## Written instruction
Within the records that follow, find every line containing the string "złożyć". Copy those lines.

## Working data
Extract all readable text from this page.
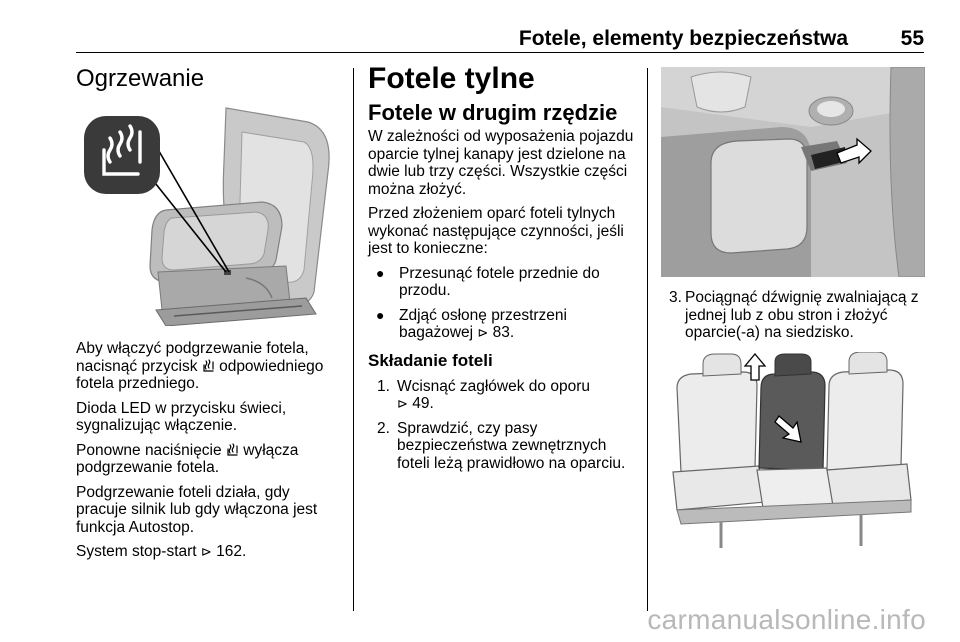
Fotele, elementy bezpieczeństwa	55
Ogrzewanie

Aby włączyć podgrzewanie fotela, nacisnąć przycisk  odpowiedniego fotela przedniego.

Dioda LED w przycisku świeci, sygnalizując włączenie.

Ponowne naciśnięcie  wyłącza podgrzewanie fotela.

Podgrzewanie foteli działa, gdy pracuje silnik lub gdy włączona jest funkcja Autostop.

System stop-start ⊳ 162.

Fotele tylne
Fotele w drugim rzędzie

W zależności od wyposażenia pojazdu oparcie tylnej kanapy jest dzielone na dwie lub trzy części. Wszystkie części można złożyć.

Przed złożeniem oparć foteli tylnych wykonać następujące czynności, jeśli jest to konieczne:

● Przesunąć fotele przednie do przodu.
● Zdjąć osłonę przestrzeni bagażowej ⊳ 83.
Składanie foteli
1. Wcisnąć zagłówek do oporu
⊳ 49.
2. Sprawdzić, czy pasy bezpieczeństwa zewnętrznych foteli leżą prawidłowo na oparciu.
3. Pociągnąć dźwignię zwalniającą z jednej lub z obu stron i złożyć oparcie(-a) na siedzisko.
carmanualsonline.info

## Result
W zależności od wyposażenia pojazdu oparcie tylnej kanapy jest dzielone na dwie lub trzy części. Wszystkie części można złożyć.
3. Pociągnąć dźwignię zwalniającą z jednej lub z obu stron i złożyć oparcie(-a) na siedzisko.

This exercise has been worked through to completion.